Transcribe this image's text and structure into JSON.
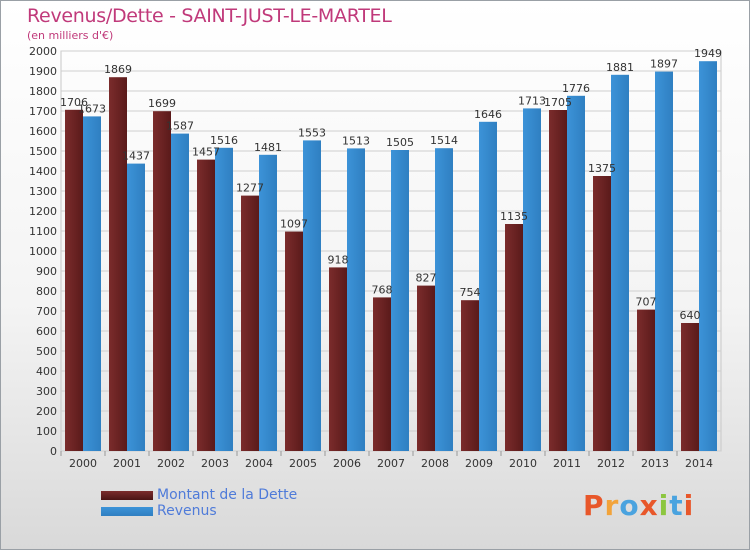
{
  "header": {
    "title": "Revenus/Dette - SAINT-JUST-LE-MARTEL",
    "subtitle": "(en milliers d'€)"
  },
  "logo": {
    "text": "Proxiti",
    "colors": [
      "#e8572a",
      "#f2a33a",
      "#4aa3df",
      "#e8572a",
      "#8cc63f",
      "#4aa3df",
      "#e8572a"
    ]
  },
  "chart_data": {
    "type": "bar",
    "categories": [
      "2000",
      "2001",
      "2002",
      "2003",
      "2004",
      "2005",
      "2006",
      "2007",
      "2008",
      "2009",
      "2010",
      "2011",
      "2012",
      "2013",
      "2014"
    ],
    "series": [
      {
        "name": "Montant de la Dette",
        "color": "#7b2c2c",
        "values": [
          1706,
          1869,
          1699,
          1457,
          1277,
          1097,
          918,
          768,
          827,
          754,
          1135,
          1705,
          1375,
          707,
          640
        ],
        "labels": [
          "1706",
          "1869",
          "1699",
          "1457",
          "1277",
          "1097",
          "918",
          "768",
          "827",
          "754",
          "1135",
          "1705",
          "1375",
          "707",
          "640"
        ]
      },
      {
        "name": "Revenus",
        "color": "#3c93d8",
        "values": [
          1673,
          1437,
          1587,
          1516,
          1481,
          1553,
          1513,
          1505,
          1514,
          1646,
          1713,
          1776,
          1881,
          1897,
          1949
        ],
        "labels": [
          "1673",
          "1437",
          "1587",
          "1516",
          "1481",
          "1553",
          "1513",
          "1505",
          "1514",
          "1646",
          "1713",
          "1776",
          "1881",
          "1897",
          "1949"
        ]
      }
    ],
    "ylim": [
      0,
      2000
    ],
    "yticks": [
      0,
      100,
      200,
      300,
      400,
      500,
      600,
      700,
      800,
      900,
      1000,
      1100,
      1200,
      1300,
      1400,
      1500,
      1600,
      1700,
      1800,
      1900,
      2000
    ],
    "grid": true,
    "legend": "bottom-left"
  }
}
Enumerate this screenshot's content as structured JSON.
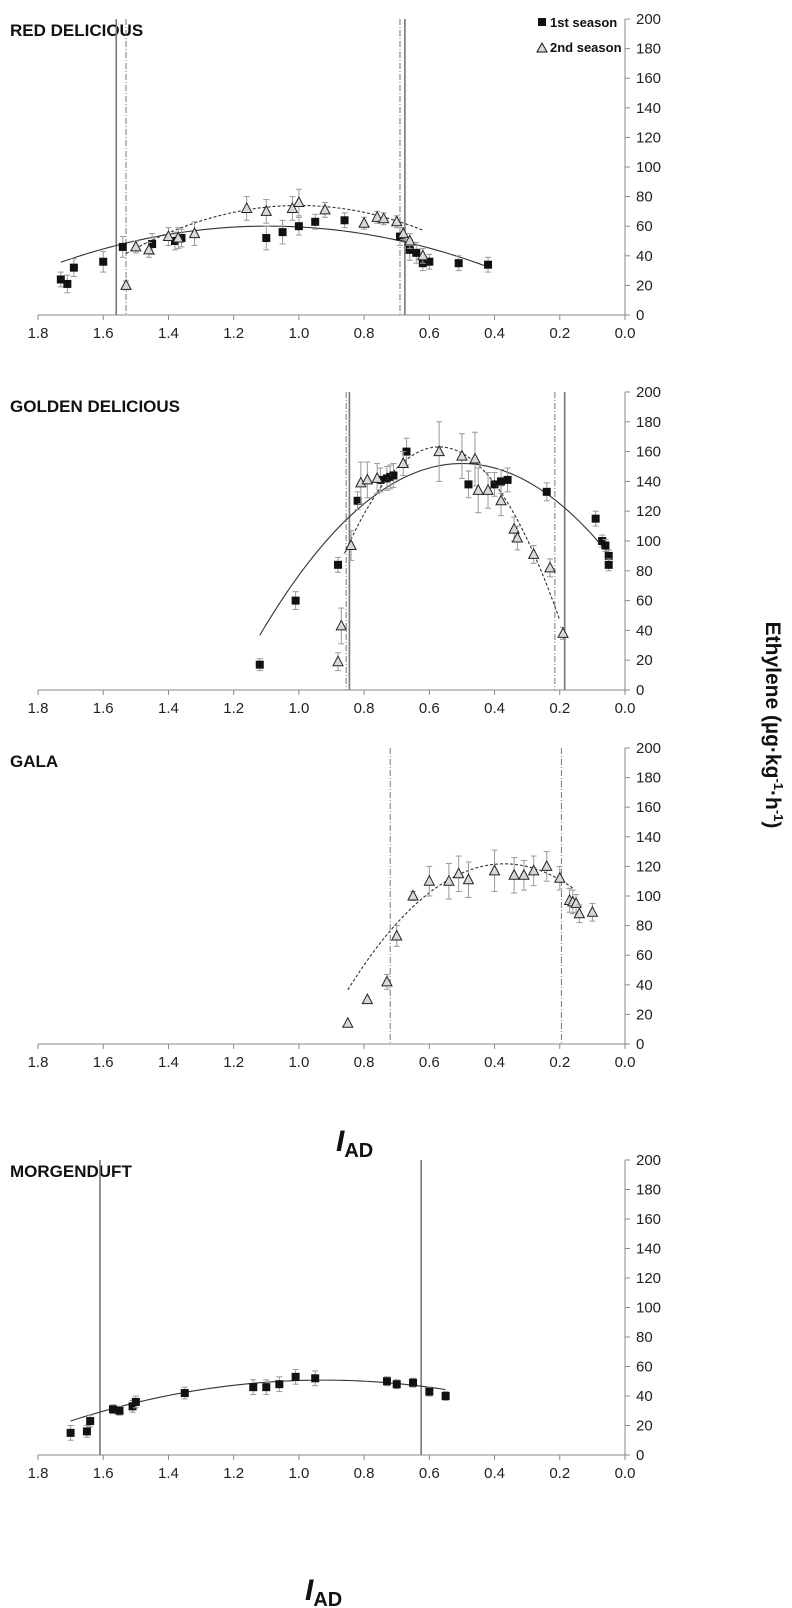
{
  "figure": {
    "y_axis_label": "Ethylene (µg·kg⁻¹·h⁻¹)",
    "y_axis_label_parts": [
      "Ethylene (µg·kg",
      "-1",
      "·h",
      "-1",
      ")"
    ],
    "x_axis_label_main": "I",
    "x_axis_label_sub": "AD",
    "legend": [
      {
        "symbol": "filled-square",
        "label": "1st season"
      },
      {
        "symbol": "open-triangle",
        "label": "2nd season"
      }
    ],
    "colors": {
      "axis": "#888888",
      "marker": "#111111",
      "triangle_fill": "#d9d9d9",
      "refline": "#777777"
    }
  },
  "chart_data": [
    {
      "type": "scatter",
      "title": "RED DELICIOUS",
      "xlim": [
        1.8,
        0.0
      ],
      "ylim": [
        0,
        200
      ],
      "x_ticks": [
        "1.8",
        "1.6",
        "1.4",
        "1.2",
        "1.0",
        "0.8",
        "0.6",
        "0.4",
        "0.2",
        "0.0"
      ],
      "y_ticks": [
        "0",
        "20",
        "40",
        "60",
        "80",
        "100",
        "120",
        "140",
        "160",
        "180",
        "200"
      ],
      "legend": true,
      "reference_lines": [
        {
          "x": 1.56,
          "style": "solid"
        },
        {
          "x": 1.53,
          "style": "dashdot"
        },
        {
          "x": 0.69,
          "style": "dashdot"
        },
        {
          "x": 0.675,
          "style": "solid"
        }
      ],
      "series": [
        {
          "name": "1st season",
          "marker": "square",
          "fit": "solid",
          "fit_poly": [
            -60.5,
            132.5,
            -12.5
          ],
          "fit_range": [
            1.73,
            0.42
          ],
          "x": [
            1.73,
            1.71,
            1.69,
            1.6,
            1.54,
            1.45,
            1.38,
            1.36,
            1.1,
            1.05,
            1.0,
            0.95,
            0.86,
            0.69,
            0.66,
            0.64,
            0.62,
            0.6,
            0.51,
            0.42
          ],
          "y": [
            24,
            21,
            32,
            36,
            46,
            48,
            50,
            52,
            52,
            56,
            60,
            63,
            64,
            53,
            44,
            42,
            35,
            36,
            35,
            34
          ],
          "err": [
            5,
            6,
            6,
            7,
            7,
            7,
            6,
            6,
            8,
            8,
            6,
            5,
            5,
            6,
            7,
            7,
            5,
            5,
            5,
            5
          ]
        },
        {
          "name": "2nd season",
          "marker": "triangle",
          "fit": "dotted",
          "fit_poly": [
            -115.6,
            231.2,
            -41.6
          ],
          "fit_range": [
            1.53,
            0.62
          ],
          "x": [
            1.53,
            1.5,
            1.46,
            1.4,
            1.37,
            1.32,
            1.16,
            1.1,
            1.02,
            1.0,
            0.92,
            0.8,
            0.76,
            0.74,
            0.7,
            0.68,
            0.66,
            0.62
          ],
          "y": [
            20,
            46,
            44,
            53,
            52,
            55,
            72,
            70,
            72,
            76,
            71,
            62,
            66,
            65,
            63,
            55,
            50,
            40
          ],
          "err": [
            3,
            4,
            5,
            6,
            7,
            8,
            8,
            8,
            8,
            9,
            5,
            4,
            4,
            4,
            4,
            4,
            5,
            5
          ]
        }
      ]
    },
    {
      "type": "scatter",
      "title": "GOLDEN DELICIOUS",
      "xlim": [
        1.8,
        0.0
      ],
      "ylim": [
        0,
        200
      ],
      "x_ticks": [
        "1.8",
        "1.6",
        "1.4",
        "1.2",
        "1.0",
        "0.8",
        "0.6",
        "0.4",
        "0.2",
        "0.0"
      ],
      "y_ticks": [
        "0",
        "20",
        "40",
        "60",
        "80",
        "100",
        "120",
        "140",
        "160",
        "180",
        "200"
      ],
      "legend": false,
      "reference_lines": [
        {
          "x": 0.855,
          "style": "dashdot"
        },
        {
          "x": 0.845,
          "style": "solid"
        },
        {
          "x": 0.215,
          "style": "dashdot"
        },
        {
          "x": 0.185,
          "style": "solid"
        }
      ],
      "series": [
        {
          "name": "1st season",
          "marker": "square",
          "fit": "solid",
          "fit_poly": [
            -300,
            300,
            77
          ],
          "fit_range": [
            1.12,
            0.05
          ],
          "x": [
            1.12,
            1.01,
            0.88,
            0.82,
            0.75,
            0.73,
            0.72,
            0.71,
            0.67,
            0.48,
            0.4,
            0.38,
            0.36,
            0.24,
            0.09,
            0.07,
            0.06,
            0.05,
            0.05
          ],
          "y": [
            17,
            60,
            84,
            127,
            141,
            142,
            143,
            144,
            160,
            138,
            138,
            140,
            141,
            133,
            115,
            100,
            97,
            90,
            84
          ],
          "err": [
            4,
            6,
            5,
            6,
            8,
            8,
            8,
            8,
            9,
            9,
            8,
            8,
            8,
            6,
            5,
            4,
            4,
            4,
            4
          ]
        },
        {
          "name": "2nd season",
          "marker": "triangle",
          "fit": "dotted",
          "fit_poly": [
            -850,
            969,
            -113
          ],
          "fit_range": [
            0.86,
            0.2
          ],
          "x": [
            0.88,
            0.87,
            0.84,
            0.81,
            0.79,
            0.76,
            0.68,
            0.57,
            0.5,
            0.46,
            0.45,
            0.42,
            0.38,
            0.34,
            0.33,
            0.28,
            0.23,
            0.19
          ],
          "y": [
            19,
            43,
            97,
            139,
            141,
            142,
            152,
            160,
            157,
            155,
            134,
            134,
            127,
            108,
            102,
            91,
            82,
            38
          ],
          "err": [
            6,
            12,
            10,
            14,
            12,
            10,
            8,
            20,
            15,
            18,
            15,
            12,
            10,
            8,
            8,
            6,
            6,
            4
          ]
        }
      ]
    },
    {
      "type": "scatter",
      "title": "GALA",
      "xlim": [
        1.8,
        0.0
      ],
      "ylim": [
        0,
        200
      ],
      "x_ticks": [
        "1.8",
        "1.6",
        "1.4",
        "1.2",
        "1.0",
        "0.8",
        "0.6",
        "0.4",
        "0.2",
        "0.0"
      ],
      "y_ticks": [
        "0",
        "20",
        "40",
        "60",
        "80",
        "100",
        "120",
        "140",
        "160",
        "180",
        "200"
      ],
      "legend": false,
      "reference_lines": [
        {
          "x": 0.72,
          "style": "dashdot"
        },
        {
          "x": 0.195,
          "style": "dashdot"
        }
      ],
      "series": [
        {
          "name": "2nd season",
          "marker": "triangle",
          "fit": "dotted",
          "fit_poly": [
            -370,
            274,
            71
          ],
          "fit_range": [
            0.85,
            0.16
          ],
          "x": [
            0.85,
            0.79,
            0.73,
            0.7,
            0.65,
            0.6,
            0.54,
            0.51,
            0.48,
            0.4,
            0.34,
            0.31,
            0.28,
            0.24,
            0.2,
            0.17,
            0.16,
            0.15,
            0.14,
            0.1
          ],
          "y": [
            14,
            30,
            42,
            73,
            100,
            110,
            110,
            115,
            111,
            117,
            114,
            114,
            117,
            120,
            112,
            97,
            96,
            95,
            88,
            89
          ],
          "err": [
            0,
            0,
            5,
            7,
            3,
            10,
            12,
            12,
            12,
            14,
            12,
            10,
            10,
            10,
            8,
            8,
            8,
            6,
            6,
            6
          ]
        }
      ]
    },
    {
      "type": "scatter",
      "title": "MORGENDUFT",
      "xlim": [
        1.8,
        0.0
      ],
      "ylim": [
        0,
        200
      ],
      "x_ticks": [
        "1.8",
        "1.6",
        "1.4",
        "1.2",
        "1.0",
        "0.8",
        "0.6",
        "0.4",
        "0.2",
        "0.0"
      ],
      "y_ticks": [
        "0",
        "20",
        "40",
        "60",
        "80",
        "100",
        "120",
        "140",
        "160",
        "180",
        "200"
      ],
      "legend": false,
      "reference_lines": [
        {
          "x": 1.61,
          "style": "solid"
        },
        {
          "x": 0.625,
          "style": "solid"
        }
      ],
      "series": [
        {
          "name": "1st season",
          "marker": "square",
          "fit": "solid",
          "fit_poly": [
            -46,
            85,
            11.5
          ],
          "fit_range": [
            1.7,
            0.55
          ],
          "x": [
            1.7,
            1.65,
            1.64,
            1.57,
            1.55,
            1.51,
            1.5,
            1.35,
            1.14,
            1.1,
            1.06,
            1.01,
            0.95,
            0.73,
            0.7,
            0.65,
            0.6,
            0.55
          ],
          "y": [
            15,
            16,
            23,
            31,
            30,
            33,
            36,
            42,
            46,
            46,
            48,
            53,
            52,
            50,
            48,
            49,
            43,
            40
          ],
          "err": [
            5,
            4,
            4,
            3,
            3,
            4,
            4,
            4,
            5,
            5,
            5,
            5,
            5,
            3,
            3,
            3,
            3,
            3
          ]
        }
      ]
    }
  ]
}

-------------------------

STATED GOAL:
Identify the lines above that contain the word "Ethylene", then copy them.

OUTPUT:
    "y_axis_label": "Ethylene (µg·kg⁻¹·h⁻¹)",
      "Ethylene (µg·kg",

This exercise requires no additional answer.